→ **What you should do**
Copy out every line of the data exactly.

Stored data
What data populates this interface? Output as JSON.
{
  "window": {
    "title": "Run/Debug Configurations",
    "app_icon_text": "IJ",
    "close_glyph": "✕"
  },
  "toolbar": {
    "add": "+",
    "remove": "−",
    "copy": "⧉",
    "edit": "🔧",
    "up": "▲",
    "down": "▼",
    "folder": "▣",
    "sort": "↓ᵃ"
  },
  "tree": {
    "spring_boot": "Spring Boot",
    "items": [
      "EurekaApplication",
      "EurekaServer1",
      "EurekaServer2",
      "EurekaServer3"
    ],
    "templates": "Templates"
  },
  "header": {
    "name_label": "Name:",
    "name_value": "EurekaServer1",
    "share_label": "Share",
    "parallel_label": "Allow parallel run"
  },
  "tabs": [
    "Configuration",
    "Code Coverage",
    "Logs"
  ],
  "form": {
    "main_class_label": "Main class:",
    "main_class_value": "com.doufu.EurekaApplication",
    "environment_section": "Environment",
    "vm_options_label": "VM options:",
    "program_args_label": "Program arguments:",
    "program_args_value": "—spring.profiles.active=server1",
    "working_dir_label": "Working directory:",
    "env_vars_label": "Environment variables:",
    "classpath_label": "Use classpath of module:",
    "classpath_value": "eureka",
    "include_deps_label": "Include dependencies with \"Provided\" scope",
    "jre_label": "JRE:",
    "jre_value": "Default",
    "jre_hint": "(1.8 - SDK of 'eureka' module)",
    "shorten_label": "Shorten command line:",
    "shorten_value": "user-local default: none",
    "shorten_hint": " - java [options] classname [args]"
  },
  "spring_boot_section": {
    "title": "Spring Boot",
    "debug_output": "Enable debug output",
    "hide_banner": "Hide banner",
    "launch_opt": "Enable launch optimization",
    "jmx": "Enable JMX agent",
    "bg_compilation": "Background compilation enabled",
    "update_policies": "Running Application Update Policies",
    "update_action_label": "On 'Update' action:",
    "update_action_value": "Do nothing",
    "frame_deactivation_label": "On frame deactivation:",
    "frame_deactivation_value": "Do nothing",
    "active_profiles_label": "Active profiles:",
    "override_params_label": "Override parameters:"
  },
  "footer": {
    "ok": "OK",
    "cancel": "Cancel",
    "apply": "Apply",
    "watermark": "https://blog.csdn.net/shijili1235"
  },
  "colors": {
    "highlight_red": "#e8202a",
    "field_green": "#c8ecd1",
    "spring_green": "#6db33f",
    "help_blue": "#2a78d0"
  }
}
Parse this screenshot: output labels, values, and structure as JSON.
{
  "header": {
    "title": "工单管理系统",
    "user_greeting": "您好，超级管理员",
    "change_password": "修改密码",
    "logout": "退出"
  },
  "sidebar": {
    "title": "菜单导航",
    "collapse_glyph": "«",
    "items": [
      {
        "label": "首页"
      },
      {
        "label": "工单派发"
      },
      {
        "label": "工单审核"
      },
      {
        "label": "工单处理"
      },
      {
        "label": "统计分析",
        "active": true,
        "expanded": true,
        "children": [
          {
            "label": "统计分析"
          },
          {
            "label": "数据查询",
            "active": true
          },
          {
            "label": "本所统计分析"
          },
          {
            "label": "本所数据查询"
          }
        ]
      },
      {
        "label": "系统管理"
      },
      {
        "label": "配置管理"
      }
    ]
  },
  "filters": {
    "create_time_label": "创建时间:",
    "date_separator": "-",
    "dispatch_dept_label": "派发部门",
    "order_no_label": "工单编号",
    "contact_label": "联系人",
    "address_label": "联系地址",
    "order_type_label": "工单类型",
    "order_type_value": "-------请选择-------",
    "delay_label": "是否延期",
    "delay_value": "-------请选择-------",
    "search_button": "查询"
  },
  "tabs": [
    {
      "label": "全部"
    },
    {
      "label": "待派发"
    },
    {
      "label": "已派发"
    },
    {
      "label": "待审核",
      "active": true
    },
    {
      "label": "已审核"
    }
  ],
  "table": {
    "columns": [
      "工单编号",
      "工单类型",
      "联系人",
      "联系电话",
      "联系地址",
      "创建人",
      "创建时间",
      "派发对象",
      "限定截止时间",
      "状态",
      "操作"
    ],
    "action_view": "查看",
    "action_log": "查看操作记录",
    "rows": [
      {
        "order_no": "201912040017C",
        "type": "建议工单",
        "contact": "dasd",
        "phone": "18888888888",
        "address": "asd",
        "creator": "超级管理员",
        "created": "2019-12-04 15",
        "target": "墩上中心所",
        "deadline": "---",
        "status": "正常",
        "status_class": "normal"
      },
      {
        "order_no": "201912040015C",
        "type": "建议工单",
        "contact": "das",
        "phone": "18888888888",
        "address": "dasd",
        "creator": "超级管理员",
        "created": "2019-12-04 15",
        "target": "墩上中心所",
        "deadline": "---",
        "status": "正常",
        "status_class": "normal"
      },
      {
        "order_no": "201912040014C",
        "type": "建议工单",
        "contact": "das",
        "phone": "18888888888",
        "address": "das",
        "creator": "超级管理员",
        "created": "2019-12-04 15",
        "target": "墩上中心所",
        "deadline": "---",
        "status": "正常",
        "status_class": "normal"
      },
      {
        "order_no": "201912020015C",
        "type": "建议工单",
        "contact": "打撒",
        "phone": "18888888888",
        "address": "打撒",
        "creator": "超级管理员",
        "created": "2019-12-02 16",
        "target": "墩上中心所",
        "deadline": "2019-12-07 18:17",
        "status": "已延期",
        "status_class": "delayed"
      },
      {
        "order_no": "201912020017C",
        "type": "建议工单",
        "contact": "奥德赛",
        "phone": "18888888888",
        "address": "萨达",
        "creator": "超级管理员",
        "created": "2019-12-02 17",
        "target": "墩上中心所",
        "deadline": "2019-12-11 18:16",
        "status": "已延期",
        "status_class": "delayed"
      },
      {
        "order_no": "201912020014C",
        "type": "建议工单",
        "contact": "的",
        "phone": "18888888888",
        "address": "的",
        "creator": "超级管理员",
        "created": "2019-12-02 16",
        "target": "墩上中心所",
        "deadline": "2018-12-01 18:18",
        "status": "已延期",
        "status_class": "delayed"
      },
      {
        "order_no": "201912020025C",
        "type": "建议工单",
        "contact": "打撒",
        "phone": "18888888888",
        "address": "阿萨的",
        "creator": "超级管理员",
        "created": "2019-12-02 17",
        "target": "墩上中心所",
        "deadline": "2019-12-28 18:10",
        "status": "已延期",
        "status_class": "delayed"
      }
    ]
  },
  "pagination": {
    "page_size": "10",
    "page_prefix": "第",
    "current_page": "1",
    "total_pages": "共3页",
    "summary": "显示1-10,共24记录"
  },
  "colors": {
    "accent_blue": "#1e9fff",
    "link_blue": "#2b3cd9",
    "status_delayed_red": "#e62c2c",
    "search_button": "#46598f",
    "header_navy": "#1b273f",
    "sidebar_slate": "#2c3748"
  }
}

→ **Correct result**
What data populates this interface? Output as JSON.
{
  "window": {
    "title": "Run/Debug Configurations",
    "app_icon_text": "IJ",
    "close_glyph": "✕"
  },
  "toolbar": {
    "add": "+",
    "remove": "−",
    "copy": "⧉",
    "edit": "🔧",
    "up": "▲",
    "down": "▼",
    "folder": "▣",
    "sort": "↓ᵃ"
  },
  "tree": {
    "spring_boot": "Spring Boot",
    "items": [
      "EurekaApplication",
      "EurekaServer1",
      "EurekaServer2",
      "EurekaServer3"
    ],
    "templates": "Templates"
  },
  "header": {
    "name_label": "Name:",
    "name_value": "EurekaServer1",
    "share_label": "Share",
    "parallel_label": "Allow parallel run"
  },
  "tabs": [
    "Configuration",
    "Code Coverage",
    "Logs"
  ],
  "form": {
    "main_class_label": "Main class:",
    "main_class_value": "com.doufu.EurekaApplication",
    "environment_section": "Environment",
    "vm_options_label": "VM options:",
    "program_args_label": "Program arguments:",
    "program_args_value": "—spring.profiles.active=server1",
    "working_dir_label": "Working directory:",
    "env_vars_label": "Environment variables:",
    "classpath_label": "Use classpath of module:",
    "classpath_value": "eureka",
    "include_deps_label": "Include dependencies with \"Provided\" scope",
    "jre_label": "JRE:",
    "jre_value": "Default",
    "jre_hint": "(1.8 - SDK of 'eureka' module)",
    "shorten_label": "Shorten command line:",
    "shorten_value": "user-local default: none",
    "shorten_hint": " - java [options] classname [args]"
  },
  "spring_boot_section": {
    "title": "Spring Boot",
    "debug_output": "Enable debug output",
    "hide_banner": "Hide banner",
    "launch_opt": "Enable launch optimization",
    "jmx": "Enable JMX agent",
    "bg_compilation": "Background compilation enabled",
    "update_policies": "Running Application Update Policies",
    "update_action_label": "On 'Update' action:",
    "update_action_value": "Do nothing",
    "frame_deactivation_label": "On frame deactivation:",
    "frame_deactivation_value": "Do nothing",
    "active_profiles_label": "Active profiles:",
    "override_params_label": "Override parameters:"
  },
  "footer": {
    "ok": "OK",
    "cancel": "Cancel",
    "apply": "Apply",
    "watermark": "https://blog.csdn.net/shijili1235"
  },
  "colors": {
    "highlight_red": "#e8202a",
    "field_green": "#c8ecd1",
    "spring_green": "#6db33f",
    "help_blue": "#2a78d0"
  }
}
Parse this screenshot: output labels, values, and structure as JSON.
{
  "header": {
    "title": "工单管理系统",
    "user_greeting": "您好，超级管理员",
    "change_password": "修改密码",
    "logout": "退出"
  },
  "sidebar": {
    "title": "菜单导航",
    "collapse_glyph": "«",
    "items": [
      {
        "label": "首页"
      },
      {
        "label": "工单派发"
      },
      {
        "label": "工单审核"
      },
      {
        "label": "工单处理"
      },
      {
        "label": "统计分析",
        "active": true,
        "expanded": true,
        "children": [
          {
            "label": "统计分析"
          },
          {
            "label": "数据查询",
            "active": true
          },
          {
            "label": "本所统计分析"
          },
          {
            "label": "本所数据查询"
          }
        ]
      },
      {
        "label": "系统管理"
      },
      {
        "label": "配置管理"
      }
    ]
  },
  "filters": {
    "create_time_label": "创建时间:",
    "date_separator": "-",
    "dispatch_dept_label": "派发部门",
    "order_no_label": "工单编号",
    "contact_label": "联系人",
    "address_label": "联系地址",
    "order_type_label": "工单类型",
    "order_type_value": "-------请选择-------",
    "delay_label": "是否延期",
    "delay_value": "-------请选择-------",
    "search_button": "查询"
  },
  "tabs": [
    {
      "label": "全部"
    },
    {
      "label": "待派发"
    },
    {
      "label": "已派发"
    },
    {
      "label": "待审核",
      "active": true
    },
    {
      "label": "已审核"
    }
  ],
  "table": {
    "columns": [
      "工单编号",
      "工单类型",
      "联系人",
      "联系电话",
      "联系地址",
      "创建人",
      "创建时间",
      "派发对象",
      "限定截止时间",
      "状态",
      "操作"
    ],
    "action_view": "查看",
    "action_log": "查看操作记录",
    "rows": [
      {
        "order_no": "201912040017C",
        "type": "建议工单",
        "contact": "dasd",
        "phone": "18888888888",
        "address": "asd",
        "creator": "超级管理员",
        "created": "2019-12-04 15",
        "target": "墩上中心所",
        "deadline": "---",
        "status": "正常",
        "status_class": "normal"
      },
      {
        "order_no": "201912040015C",
        "type": "建议工单",
        "contact": "das",
        "phone": "18888888888",
        "address": "dasd",
        "creator": "超级管理员",
        "created": "2019-12-04 15",
        "target": "墩上中心所",
        "deadline": "---",
        "status": "正常",
        "status_class": "normal"
      },
      {
        "order_no": "201912040014C",
        "type": "建议工单",
        "contact": "das",
        "phone": "18888888888",
        "address": "das",
        "creator": "超级管理员",
        "created": "2019-12-04 15",
        "target": "墩上中心所",
        "deadline": "---",
        "status": "正常",
        "status_class": "normal"
      },
      {
        "order_no": "201912020015C",
        "type": "建议工单",
        "contact": "打撒",
        "phone": "18888888888",
        "address": "打撒",
        "creator": "超级管理员",
        "created": "2019-12-02 16",
        "target": "墩上中心所",
        "deadline": "2019-12-07 18:17",
        "status": "已延期",
        "status_class": "delayed"
      },
      {
        "order_no": "201912020017C",
        "type": "建议工单",
        "contact": "奥德赛",
        "phone": "18888888888",
        "address": "萨达",
        "creator": "超级管理员",
        "created": "2019-12-02 17",
        "target": "墩上中心所",
        "deadline": "2019-12-11 18:16",
        "status": "已延期",
        "status_class": "delayed"
      },
      {
        "order_no": "201912020014C",
        "type": "建议工单",
        "contact": "的",
        "phone": "18888888888",
        "address": "的",
        "creator": "超级管理员",
        "created": "2019-12-02 16",
        "target": "墩上中心所",
        "deadline": "2018-12-01 18:18",
        "status": "已延期",
        "status_class": "delayed"
      },
      {
        "order_no": "201912020025C",
        "type": "建议工单",
        "contact": "打撒",
        "phone": "18888888888",
        "address": "阿萨的",
        "creator": "超级管理员",
        "created": "2019-12-02 17",
        "target": "墩上中心所",
        "deadline": "2019-12-28 18:10",
        "status": "已延期",
        "status_class": "delayed"
      }
    ]
  },
  "pagination": {
    "page_size": "10",
    "page_prefix": "第",
    "current_page": "1",
    "total_pages": "共3页",
    "summary": "显示1-10,共24记录"
  },
  "colors": {
    "accent_blue": "#1e9fff",
    "link_blue": "#2b3cd9",
    "status_delayed_red": "#e62c2c",
    "search_button": "#46598f",
    "header_navy": "#1b273f",
    "sidebar_slate": "#2c3748"
  }
}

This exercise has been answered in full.